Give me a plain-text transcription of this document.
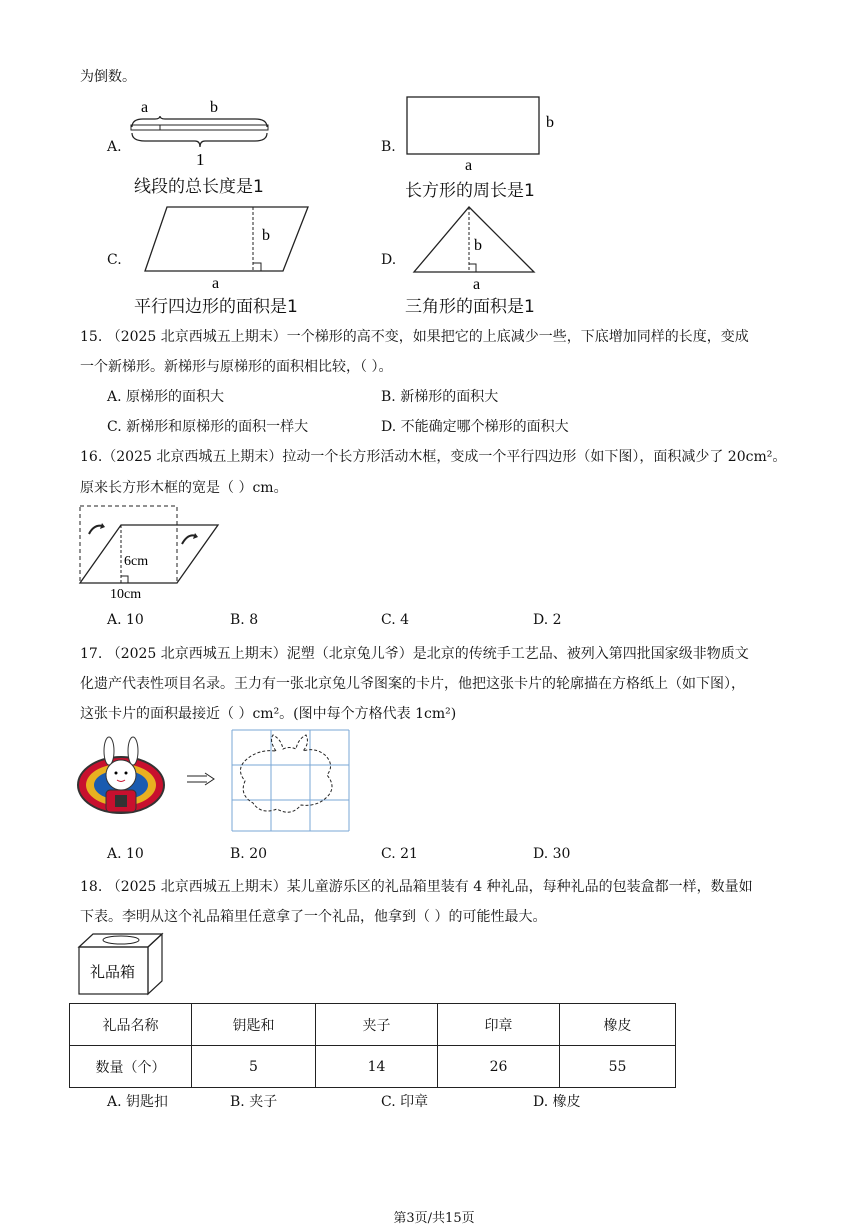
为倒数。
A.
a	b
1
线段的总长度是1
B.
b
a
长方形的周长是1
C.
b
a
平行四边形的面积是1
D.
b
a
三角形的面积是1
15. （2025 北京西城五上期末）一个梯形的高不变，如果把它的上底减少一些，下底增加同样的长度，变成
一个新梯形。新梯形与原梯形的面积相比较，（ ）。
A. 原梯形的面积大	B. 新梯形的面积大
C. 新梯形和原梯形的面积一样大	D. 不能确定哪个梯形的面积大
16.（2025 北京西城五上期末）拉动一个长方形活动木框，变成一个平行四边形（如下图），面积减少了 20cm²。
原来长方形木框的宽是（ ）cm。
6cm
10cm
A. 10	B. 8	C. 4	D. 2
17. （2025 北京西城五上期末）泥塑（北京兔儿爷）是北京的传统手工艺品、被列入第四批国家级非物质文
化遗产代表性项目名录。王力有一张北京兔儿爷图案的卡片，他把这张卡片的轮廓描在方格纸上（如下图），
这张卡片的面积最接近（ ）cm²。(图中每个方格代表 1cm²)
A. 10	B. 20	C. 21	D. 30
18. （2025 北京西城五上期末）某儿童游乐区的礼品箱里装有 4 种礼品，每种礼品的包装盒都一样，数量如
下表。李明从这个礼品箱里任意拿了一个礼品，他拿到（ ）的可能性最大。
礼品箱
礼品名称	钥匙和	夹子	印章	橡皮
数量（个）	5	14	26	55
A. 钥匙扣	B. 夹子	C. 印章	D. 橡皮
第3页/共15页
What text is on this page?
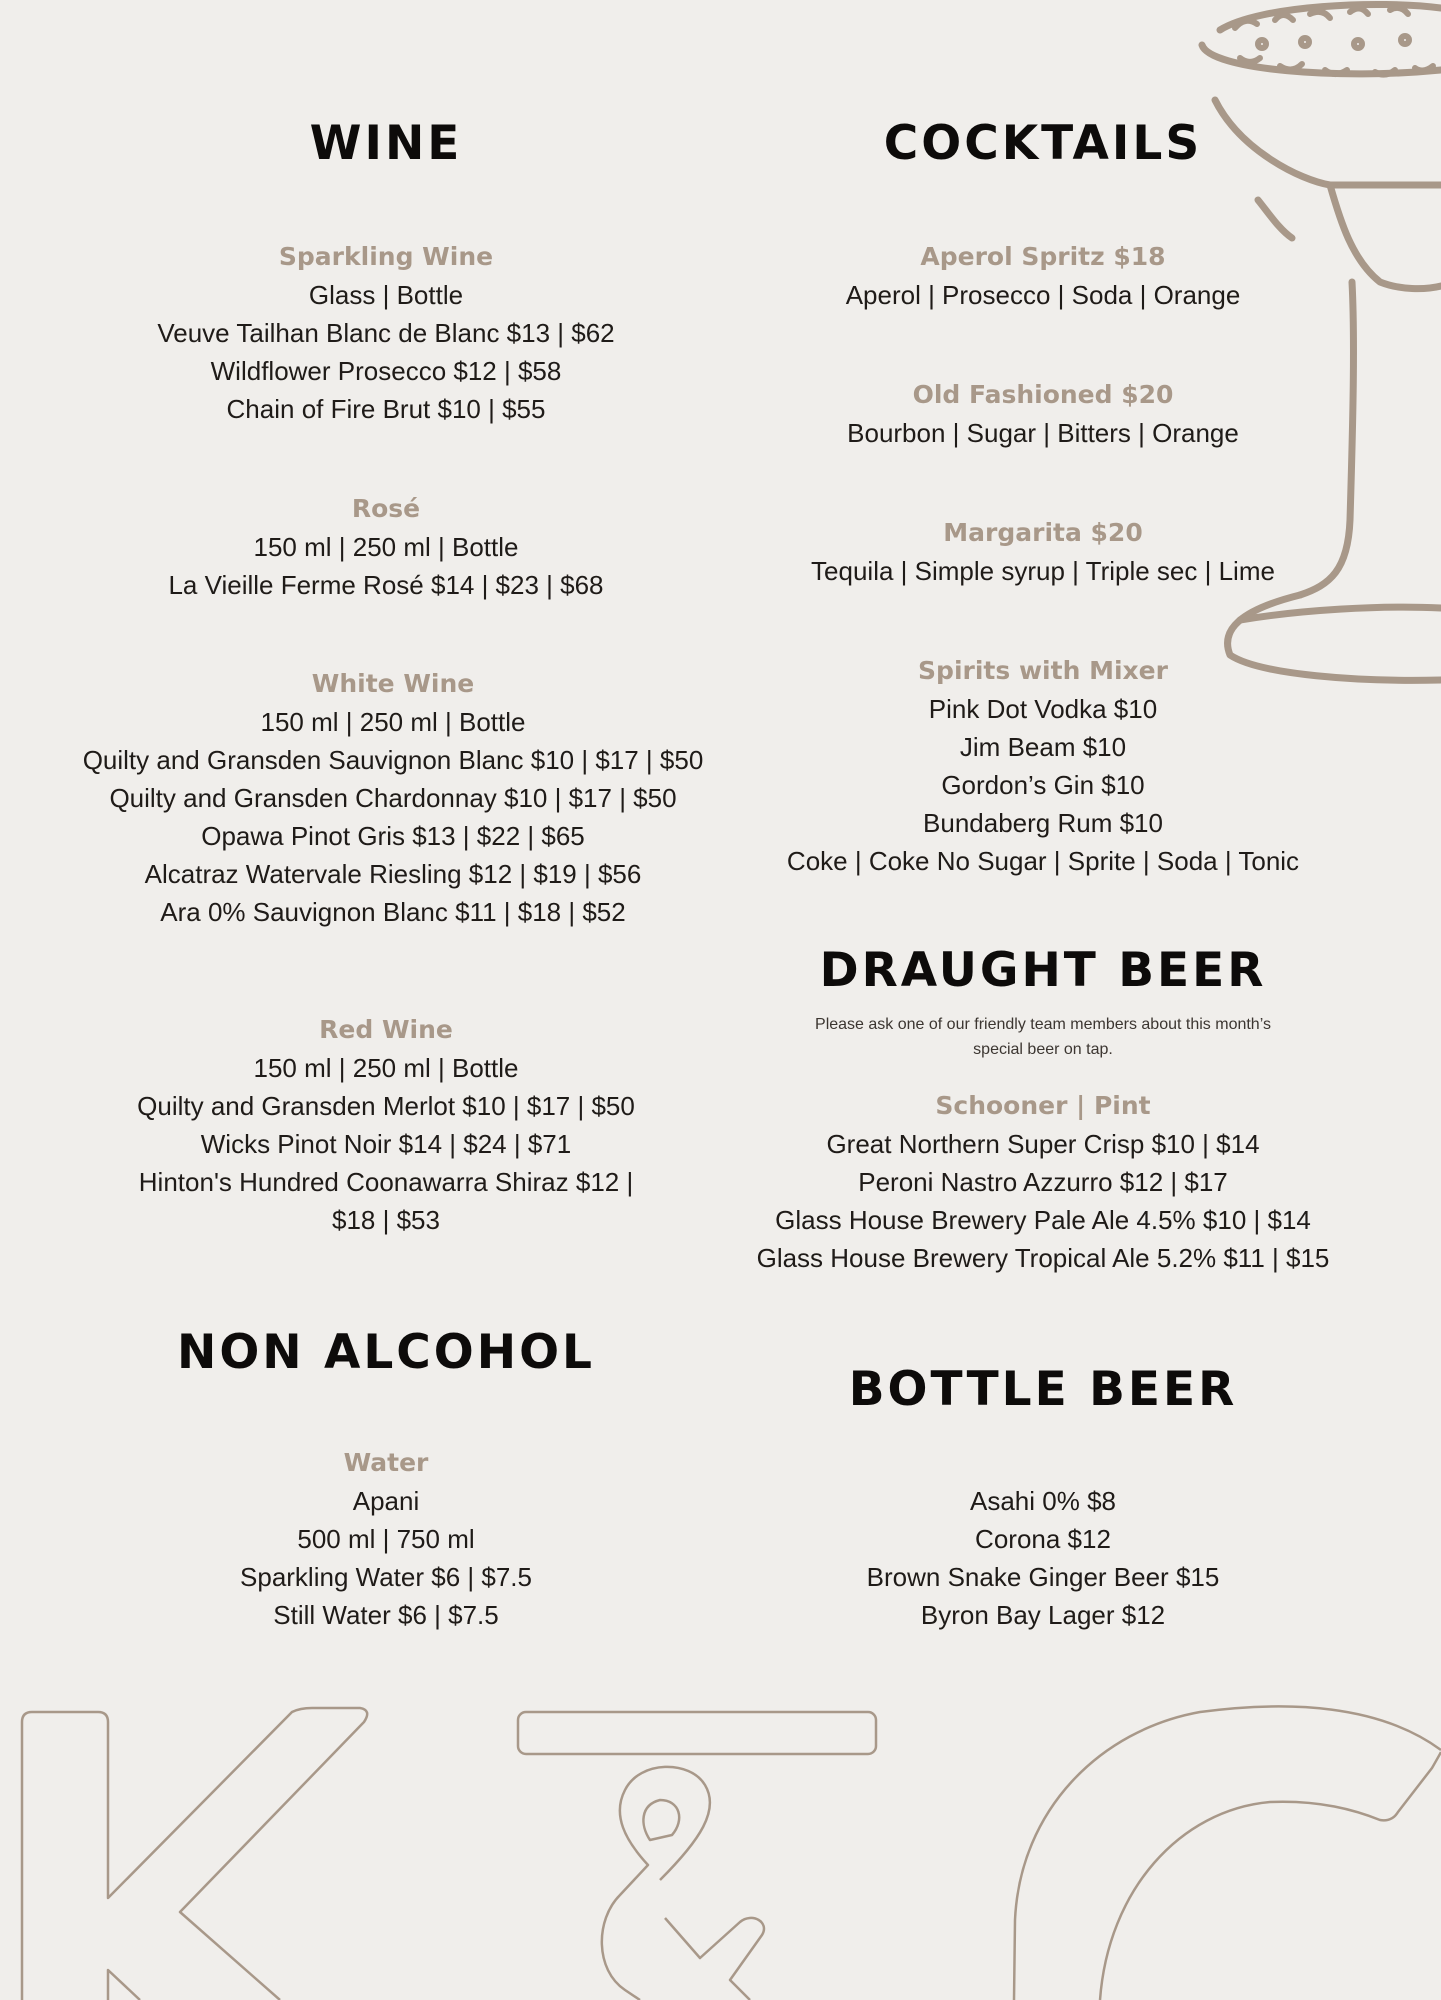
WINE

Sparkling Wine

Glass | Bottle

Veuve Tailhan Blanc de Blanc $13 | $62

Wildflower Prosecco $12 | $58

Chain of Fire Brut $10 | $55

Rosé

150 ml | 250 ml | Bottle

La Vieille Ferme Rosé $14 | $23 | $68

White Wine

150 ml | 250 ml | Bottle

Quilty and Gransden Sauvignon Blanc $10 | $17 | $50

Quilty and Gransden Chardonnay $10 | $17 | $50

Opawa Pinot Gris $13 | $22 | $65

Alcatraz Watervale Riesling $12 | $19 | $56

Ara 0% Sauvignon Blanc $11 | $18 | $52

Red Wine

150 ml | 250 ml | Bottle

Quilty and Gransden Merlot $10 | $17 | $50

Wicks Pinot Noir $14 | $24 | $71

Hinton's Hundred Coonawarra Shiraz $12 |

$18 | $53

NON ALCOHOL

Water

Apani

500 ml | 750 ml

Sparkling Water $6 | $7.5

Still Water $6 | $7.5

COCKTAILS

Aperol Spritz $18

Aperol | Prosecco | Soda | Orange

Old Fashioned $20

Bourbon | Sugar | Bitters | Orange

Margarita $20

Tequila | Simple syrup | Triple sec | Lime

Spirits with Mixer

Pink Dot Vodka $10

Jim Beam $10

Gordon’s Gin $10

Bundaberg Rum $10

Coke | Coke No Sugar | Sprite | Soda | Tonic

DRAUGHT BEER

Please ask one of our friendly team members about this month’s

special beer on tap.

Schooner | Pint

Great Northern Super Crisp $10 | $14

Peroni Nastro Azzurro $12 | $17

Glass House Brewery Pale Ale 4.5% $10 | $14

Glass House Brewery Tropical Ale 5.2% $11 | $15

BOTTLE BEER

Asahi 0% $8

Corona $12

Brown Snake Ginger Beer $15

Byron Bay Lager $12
---
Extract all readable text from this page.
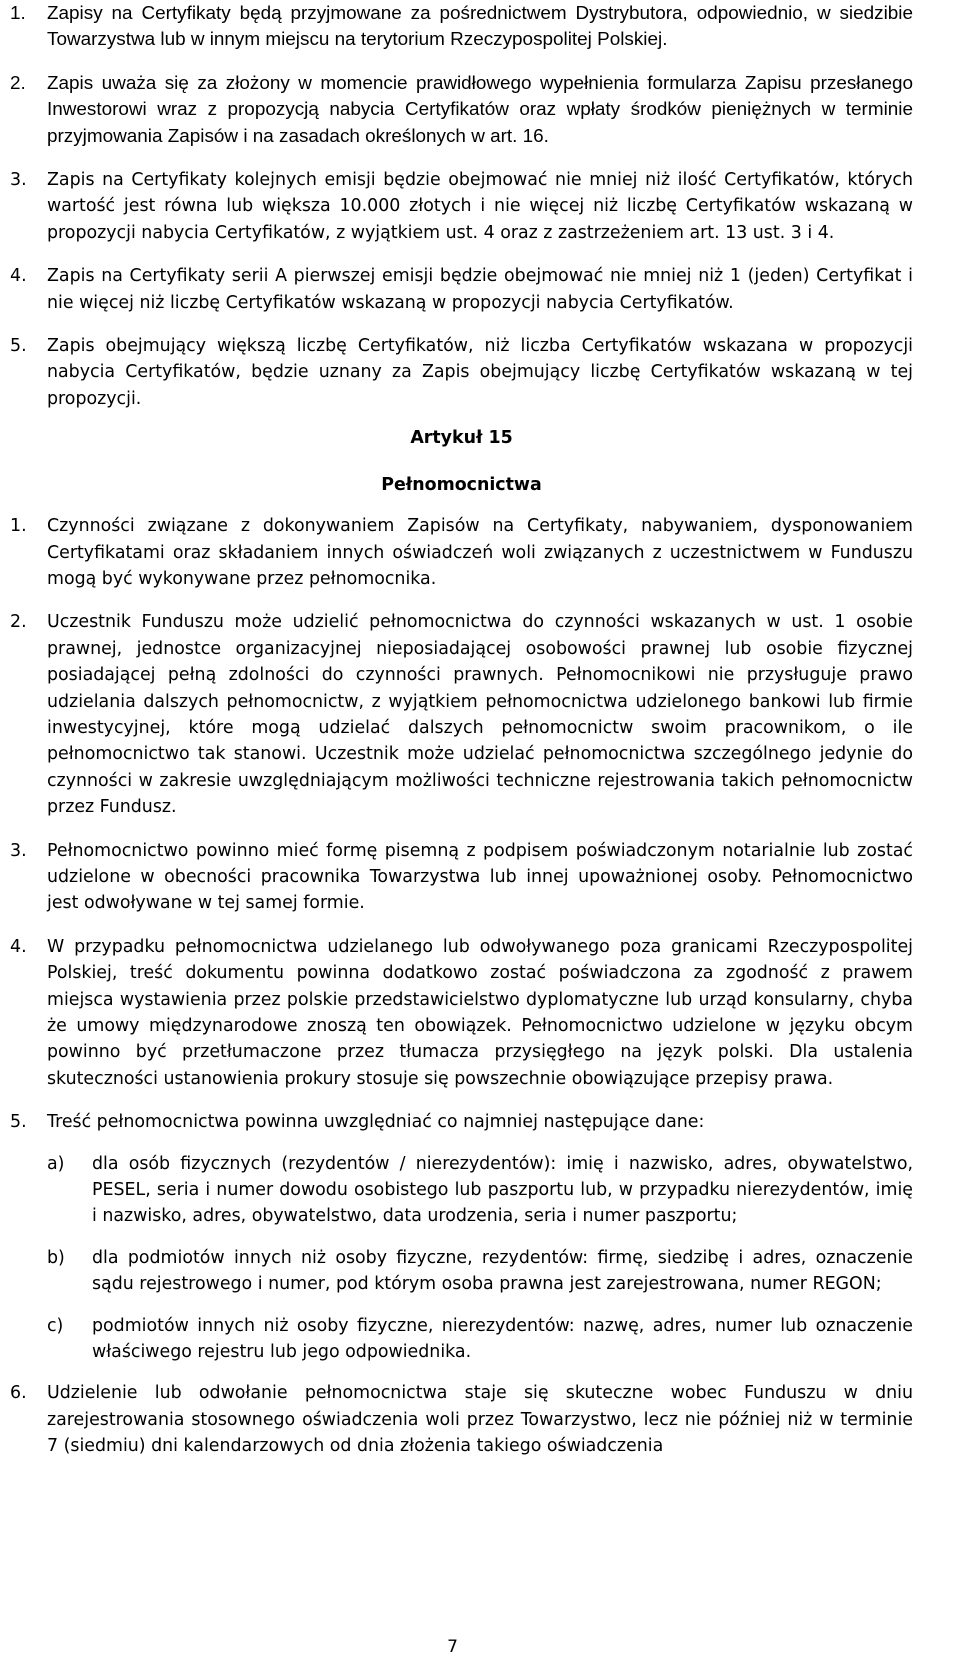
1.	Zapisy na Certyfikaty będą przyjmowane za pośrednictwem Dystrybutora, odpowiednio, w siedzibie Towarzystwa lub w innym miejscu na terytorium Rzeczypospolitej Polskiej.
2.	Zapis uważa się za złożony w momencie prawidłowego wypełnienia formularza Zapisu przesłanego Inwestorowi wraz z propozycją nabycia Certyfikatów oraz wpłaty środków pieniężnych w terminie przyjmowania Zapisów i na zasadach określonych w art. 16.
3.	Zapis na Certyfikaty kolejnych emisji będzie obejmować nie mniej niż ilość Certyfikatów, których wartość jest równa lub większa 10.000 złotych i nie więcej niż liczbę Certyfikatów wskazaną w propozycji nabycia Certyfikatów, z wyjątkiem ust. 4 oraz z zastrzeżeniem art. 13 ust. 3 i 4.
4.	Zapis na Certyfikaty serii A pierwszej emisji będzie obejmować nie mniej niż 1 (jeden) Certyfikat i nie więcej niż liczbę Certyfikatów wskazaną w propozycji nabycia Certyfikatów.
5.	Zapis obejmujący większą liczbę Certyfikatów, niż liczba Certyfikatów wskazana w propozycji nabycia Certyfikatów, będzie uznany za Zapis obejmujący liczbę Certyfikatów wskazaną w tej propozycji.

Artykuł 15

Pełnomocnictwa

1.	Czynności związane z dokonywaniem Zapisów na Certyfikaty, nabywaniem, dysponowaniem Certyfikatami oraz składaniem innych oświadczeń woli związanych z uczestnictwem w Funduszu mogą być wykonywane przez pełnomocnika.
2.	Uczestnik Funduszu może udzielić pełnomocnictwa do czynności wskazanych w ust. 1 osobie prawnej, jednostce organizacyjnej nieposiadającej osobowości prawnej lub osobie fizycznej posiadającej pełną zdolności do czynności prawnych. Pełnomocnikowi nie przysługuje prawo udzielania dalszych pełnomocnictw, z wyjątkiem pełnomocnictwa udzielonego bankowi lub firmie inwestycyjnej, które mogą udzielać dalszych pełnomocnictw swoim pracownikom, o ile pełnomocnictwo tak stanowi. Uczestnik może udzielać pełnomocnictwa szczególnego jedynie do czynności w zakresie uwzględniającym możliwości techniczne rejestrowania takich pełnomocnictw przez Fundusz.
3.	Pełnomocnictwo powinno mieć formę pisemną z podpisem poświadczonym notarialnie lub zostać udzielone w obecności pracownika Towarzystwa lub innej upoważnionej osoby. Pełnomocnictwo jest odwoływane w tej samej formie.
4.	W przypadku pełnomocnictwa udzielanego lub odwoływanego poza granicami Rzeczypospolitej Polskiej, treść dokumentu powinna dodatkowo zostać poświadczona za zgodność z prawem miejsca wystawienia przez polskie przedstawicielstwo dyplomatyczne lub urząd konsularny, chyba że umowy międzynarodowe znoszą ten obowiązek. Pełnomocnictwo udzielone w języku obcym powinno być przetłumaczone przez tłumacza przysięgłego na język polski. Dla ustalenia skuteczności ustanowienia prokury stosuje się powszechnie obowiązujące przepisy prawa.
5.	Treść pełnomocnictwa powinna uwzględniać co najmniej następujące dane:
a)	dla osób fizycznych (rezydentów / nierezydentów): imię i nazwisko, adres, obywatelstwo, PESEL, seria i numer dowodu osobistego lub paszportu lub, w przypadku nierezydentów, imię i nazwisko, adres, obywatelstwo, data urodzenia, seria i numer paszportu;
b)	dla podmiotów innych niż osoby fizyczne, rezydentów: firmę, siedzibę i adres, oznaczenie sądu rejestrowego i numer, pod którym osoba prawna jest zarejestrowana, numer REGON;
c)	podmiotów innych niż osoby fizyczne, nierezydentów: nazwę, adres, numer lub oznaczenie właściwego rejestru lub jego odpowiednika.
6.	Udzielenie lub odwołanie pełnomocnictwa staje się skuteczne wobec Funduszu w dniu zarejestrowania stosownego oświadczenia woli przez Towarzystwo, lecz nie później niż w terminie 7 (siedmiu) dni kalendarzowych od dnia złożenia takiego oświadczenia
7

:: Exercise prompt ::
Tally up the lines with the word "oraz" in them, and answer with that number by itself.

:: Answer to the exercise ::
3